* Testo del documento *
Bancarotta Fraudolenta e Successione di Amministratori: la Cassazione fissa i paletti
La gestione di una società è un compito complesso, che comporta oneri e responsabilità significative. Ma cosa accade quando più amministratori si succedono alla guida di un’azienda che poi fallisce? Chi risponde del reato di bancarotta fraudolenta? Con la sentenza n. 13200/2024, la Corte di Cassazione fornisce un chiarimento cruciale: la responsabilità penale non può essere attribuita ‘in blocco’, ma deve essere accertata individualmente, analizzando con precisione il periodo di gestione di ciascun amministratore.
I Fatti del Caso: una gestione alternata
Il caso esaminato riguardava due amministratori di una società a responsabilità limitata, operante nel settore dei carburanti e dichiarata fallita nel 2014. Entrambi erano stati condannati in primo grado e in appello per bancarotta fraudolenta, sia documentale (per irregolarità contabili) che patrimoniale (per distrazione di beni). La particolarità della vicenda risiedeva nel fatto che i due si erano alternati nella carica di amministratore unico in diversi periodi.
Nel loro ricorso per Cassazione, gli imputati hanno sostenuto, tra le altre cose, che la Corte d’Appello avesse errato nell’attribuire a entrambi, in maniera indistinta, la responsabilità per tutti i fatti contestati, senza considerare chi fosse effettivamente in carica al momento delle presunte condotte illecite. In pratica, la condanna si basava su una sorta di responsabilità collettiva, senza un’analisi puntuale delle singole posizioni.
La Decisione della Corte di Cassazione sulla bancarotta fraudolenta
La Suprema Corte ha accolto il ricorso degli imputati, annullando la sentenza di condanna e rinviando il caso a un’altra sezione della Corte d’Appello per un nuovo giudizio. Il fulcro della decisione risiede proprio nella critica alla motivazione della sentenza impugnata, giudicata carente e illogica.
I giudici di legittimità hanno evidenziato come la Corte territoriale avesse omesso di spiegare perché ciascun amministratore dovesse rispondere di atti compiuti in periodi in cui non ricopriva la carica formale. Attribuire la responsabilità a titolo di ‘concorrente esterno’ o di ‘amministratore di fatto’ richiede una prova rigorosa e una motivazione specifica, elementi totalmente assenti nella sentenza d’appello.
L’onere della prova e la distinzione delle responsabilità
La Cassazione ha ribadito un principio fondamentale: per affermare la responsabilità penale per bancarotta fraudolenta, non è sufficiente constatare l’esistenza di un danno per i creditori. È indispensabile dimostrare, al di là di ogni ragionevole dubbio, che una specifica condotta illecita, posta in essere da un determinato soggetto, abbia causato quel danno.

* Consegna A *
Elenchi tutti i titoli di sezione presenti nell'articolo sulla bancarotta fraudolenta, escludendo il titolo principale.
* Consegna B *
Prosegua l'articolo sulla bancarotta fraudolenta a partire dal punto in cui si interrompe.
I dati costituiscono un materiale a sé stante, distinto dall'articolo sulla bancarotta fraudolenta.

* Dati forniti *
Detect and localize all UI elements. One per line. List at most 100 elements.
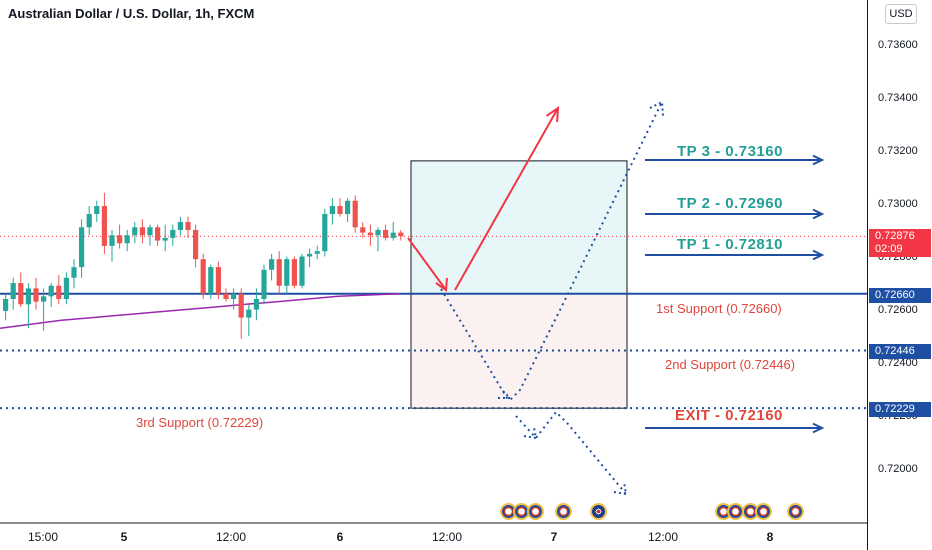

* Risposta A *
- I Fatti del Caso: una gestione alternata
- La Decisione della Corte di Cassazione sulla bancarotta fraudolenta
- L'onere della prova e la distinzione delle responsabilità

* Risposta B *
Nel caso di successione di amministratori, ciò significa che il giudice deve:
1. Identificare temporalmente le singole condotte distrattive o le irregolarità contabili.
2. Collegare ciascuna condotta al periodo di gestione dell’amministratore in carica in quel momento.
3. Motivare in modo specifico l’eventuale responsabilità di un amministratore per fatti avvenuti al di fuori del suo mandato, ad esempio provando un accordo fraudolento (concerto) con il suo successore o predecessore.
Le Motivazioni della Sentenza
La Corte ha sottolineato che la sentenza d’appello presentava ‘lacune motivazionali’ decisive. Per quanto riguarda la bancarotta patrimoniale, non era stato chiarito su quale base si fondasse il ‘supposto concerto’ tra i due imputati che avrebbe giustificato una responsabilità solidale. Per la bancarotta documentale, non era stato precisato, ad esempio, se le fatture occultate fossero ancora presenti in azienda al momento del cambio di gestione, né perché un amministratore dovesse rispondere di annotazioni contabili effettuate quando aveva già lasciato la carica. Questa incertezza si rifletteva inevitabilmente anche sulla prova del dolo, ovvero l’intenzione di frodare i creditori, che deve essere accertata individualmente.
Le Conclusioni
La sentenza rappresenta un importante monito per i giudici di merito. In materia di reati fallimentari, e in particolare di bancarotta fraudolenta, non sono ammesse scorciatoie probatorie o motivazioni generiche. La responsabilità penale è strettamente personale e deve essere ancorata a fatti precisi e circoscritti nel tempo. Quando più soggetti si avvicendano al vertice di una società, l’accusa deve provare, e il giudice deve motivare, il nesso causale tra la condotta di ciascuno e il dissesto dell’impresa, senza poter ricorrere a presunzioni di colpevolezza basate sulla mera successione delle cariche.
Quando due amministratori si succedono nella gestione di una società poi fallita, rispondono entrambi di tutti i fatti di bancarotta fraudolenta?
No, la Corte di Cassazione ha stabilito che non si può attribuire indistintamente la responsabilità a entrambi. È necessario che i giudici distinguano i periodi di gestione e accertino su quale base un amministratore debba rispondere per atti compiuti quando non era in carica, provando ad esempio un accordo tra i due o un ruolo di amministratore di fatto.
La relazione del curatore fallimentare che riporta dichiarazioni di terzi è sempre utilizzabile come prova nel processo penale?
Sì, secondo la Corte la relazione è utilizzabile anche in quella parte. La sanzione dell’inutilizzabilità prevista dall’art. 195 c.p.p. scatta solo nel caso in cui la difesa chieda di esaminare la fonte diretta delle informazioni (il terzo) e il giudice respinga la richiesta, circostanza non verificatasi nel caso di specie.
Per una condanna per bancarotta fraudolenta è sufficiente dimostrare che la contabilità era irregolare?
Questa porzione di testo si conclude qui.